Extracted data entries
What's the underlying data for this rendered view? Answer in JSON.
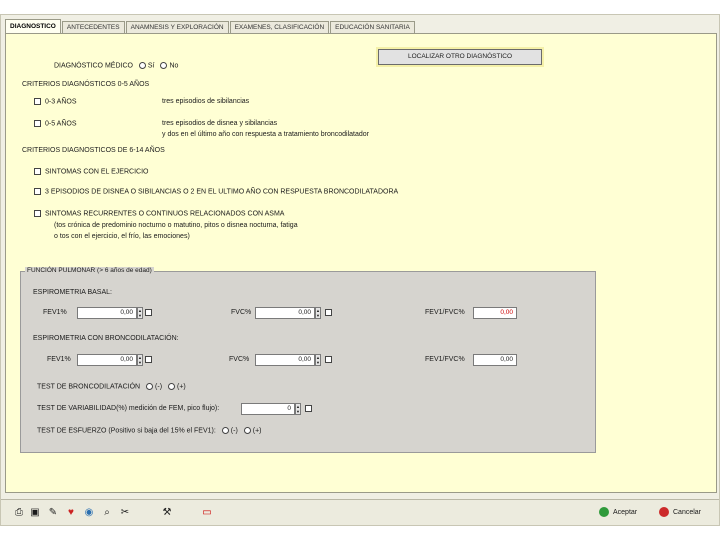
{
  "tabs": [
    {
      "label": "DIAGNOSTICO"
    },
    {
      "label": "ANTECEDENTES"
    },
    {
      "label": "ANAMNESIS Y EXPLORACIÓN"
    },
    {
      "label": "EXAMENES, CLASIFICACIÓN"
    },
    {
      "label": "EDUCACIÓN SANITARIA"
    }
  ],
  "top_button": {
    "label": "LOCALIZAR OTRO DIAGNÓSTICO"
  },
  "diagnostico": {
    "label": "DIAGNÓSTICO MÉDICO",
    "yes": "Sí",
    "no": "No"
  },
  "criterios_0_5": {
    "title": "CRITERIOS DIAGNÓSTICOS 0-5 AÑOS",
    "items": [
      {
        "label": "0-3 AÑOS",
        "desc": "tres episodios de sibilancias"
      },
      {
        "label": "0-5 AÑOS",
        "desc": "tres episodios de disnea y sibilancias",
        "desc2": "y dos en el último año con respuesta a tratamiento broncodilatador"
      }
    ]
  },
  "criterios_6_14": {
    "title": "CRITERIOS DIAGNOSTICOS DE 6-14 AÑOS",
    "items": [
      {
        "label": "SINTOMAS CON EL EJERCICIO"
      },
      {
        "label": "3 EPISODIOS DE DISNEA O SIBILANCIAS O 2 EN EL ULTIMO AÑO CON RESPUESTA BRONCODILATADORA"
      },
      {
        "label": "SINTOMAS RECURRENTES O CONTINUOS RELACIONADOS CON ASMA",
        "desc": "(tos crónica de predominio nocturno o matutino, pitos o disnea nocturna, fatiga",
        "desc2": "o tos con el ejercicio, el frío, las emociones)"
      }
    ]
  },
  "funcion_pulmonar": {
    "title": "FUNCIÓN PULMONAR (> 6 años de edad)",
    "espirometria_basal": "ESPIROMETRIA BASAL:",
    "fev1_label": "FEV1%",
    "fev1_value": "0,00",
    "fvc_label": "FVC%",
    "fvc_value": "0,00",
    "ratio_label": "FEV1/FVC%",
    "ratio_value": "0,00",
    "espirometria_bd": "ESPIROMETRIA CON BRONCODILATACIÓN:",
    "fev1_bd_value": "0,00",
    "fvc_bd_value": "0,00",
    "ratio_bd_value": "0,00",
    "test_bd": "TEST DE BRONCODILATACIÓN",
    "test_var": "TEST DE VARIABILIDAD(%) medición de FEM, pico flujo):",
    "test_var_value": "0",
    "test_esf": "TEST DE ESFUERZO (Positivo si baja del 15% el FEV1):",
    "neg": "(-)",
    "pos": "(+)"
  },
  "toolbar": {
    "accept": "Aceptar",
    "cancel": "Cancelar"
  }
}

OBJECTIVE
Word for word, quote the lines above. Omit the pictures.

WRITTEN ANSWER
What's the underlying data for this rendered view? Answer in JSON.
{
  "tabs": [
    {
      "label": "DIAGNOSTICO"
    },
    {
      "label": "ANTECEDENTES"
    },
    {
      "label": "ANAMNESIS Y EXPLORACIÓN"
    },
    {
      "label": "EXAMENES, CLASIFICACIÓN"
    },
    {
      "label": "EDUCACIÓN SANITARIA"
    }
  ],
  "top_button": {
    "label": "LOCALIZAR OTRO DIAGNÓSTICO"
  },
  "diagnostico": {
    "label": "DIAGNÓSTICO MÉDICO",
    "yes": "Sí",
    "no": "No"
  },
  "criterios_0_5": {
    "title": "CRITERIOS DIAGNÓSTICOS 0-5 AÑOS",
    "items": [
      {
        "label": "0-3 AÑOS",
        "desc": "tres episodios de sibilancias"
      },
      {
        "label": "0-5 AÑOS",
        "desc": "tres episodios de disnea y sibilancias",
        "desc2": "y dos en el último año con respuesta a tratamiento broncodilatador"
      }
    ]
  },
  "criterios_6_14": {
    "title": "CRITERIOS DIAGNOSTICOS DE 6-14 AÑOS",
    "items": [
      {
        "label": "SINTOMAS CON EL EJERCICIO"
      },
      {
        "label": "3 EPISODIOS DE DISNEA O SIBILANCIAS O 2 EN EL ULTIMO AÑO CON RESPUESTA BRONCODILATADORA"
      },
      {
        "label": "SINTOMAS RECURRENTES O CONTINUOS RELACIONADOS CON ASMA",
        "desc": "(tos crónica de predominio nocturno o matutino, pitos o disnea nocturna, fatiga",
        "desc2": "o tos con el ejercicio, el frío, las emociones)"
      }
    ]
  },
  "funcion_pulmonar": {
    "title": "FUNCIÓN PULMONAR (> 6 años de edad)",
    "espirometria_basal": "ESPIROMETRIA BASAL:",
    "fev1_label": "FEV1%",
    "fev1_value": "0,00",
    "fvc_label": "FVC%",
    "fvc_value": "0,00",
    "ratio_label": "FEV1/FVC%",
    "ratio_value": "0,00",
    "espirometria_bd": "ESPIROMETRIA CON BRONCODILATACIÓN:",
    "fev1_bd_value": "0,00",
    "fvc_bd_value": "0,00",
    "ratio_bd_value": "0,00",
    "test_bd": "TEST DE BRONCODILATACIÓN",
    "test_var": "TEST DE VARIABILIDAD(%) medición de FEM, pico flujo):",
    "test_var_value": "0",
    "test_esf": "TEST DE ESFUERZO (Positivo si baja del 15% el FEV1):",
    "neg": "(-)",
    "pos": "(+)"
  },
  "toolbar": {
    "accept": "Aceptar",
    "cancel": "Cancelar"
  }
}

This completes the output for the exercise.